Excerpt from a dataset
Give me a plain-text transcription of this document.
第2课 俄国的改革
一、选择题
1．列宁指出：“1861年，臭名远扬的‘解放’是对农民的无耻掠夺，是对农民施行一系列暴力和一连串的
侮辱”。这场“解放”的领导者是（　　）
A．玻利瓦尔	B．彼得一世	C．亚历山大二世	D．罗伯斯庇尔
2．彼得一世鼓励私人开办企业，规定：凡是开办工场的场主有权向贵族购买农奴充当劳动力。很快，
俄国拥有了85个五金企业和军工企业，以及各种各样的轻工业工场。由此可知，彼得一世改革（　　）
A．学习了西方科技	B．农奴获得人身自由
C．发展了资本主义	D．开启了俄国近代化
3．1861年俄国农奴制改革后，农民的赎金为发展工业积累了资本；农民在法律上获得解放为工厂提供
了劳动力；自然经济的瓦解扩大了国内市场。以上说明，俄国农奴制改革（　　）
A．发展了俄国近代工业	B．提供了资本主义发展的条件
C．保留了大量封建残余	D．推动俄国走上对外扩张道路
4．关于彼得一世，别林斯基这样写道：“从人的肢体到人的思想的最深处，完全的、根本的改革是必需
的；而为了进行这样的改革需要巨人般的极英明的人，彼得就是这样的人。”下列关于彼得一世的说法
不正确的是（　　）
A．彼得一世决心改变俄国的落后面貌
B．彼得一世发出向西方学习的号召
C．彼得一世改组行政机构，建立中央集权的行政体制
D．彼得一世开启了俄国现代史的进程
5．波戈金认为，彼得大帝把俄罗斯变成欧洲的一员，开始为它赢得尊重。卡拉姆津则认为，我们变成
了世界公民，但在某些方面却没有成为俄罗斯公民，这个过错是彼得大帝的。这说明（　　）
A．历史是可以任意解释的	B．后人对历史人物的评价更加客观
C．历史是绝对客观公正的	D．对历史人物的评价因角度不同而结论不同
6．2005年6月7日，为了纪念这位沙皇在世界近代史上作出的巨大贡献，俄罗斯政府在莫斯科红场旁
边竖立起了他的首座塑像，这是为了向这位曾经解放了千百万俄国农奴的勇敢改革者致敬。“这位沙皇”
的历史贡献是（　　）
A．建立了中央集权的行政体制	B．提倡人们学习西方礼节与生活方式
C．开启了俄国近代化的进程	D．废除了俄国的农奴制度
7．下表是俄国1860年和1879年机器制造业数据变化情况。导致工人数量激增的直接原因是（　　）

What you need to do → Repeat the material above exactly.

Solved exercise →
Give me a plain-text transcription of this document.
第2课 俄国的改革
一、选择题
1．列宁指出：“1861年，臭名远扬的‘解放’是对农民的无耻掠夺，是对农民施行一系列暴力和一连串的
侮辱”。这场“解放”的领导者是（　　）
A．玻利瓦尔	B．彼得一世	C．亚历山大二世	D．罗伯斯庇尔
2．彼得一世鼓励私人开办企业，规定：凡是开办工场的场主有权向贵族购买农奴充当劳动力。很快，
俄国拥有了85个五金企业和军工企业，以及各种各样的轻工业工场。由此可知，彼得一世改革（　　）
A．学习了西方科技	B．农奴获得人身自由
C．发展了资本主义	D．开启了俄国近代化
3．1861年俄国农奴制改革后，农民的赎金为发展工业积累了资本；农民在法律上获得解放为工厂提供
了劳动力；自然经济的瓦解扩大了国内市场。以上说明，俄国农奴制改革（　　）
A．发展了俄国近代工业	B．提供了资本主义发展的条件
C．保留了大量封建残余	D．推动俄国走上对外扩张道路
4．关于彼得一世，别林斯基这样写道：“从人的肢体到人的思想的最深处，完全的、根本的改革是必需
的；而为了进行这样的改革需要巨人般的极英明的人，彼得就是这样的人。”下列关于彼得一世的说法
不正确的是（　　）
A．彼得一世决心改变俄国的落后面貌
B．彼得一世发出向西方学习的号召
C．彼得一世改组行政机构，建立中央集权的行政体制
D．彼得一世开启了俄国现代史的进程
5．波戈金认为，彼得大帝把俄罗斯变成欧洲的一员，开始为它赢得尊重。卡拉姆津则认为，我们变成
了世界公民，但在某些方面却没有成为俄罗斯公民，这个过错是彼得大帝的。这说明（　　）
A．历史是可以任意解释的	B．后人对历史人物的评价更加客观
C．历史是绝对客观公正的	D．对历史人物的评价因角度不同而结论不同
6．2005年6月7日，为了纪念这位沙皇在世界近代史上作出的巨大贡献，俄罗斯政府在莫斯科红场旁
边竖立起了他的首座塑像，这是为了向这位曾经解放了千百万俄国农奴的勇敢改革者致敬。“这位沙皇”
的历史贡献是（　　）
A．建立了中央集权的行政体制	B．提倡人们学习西方礼节与生活方式
C．开启了俄国近代化的进程	D．废除了俄国的农奴制度
7．下表是俄国1860年和1879年机器制造业数据变化情况。导致工人数量激增的直接原因是（　　）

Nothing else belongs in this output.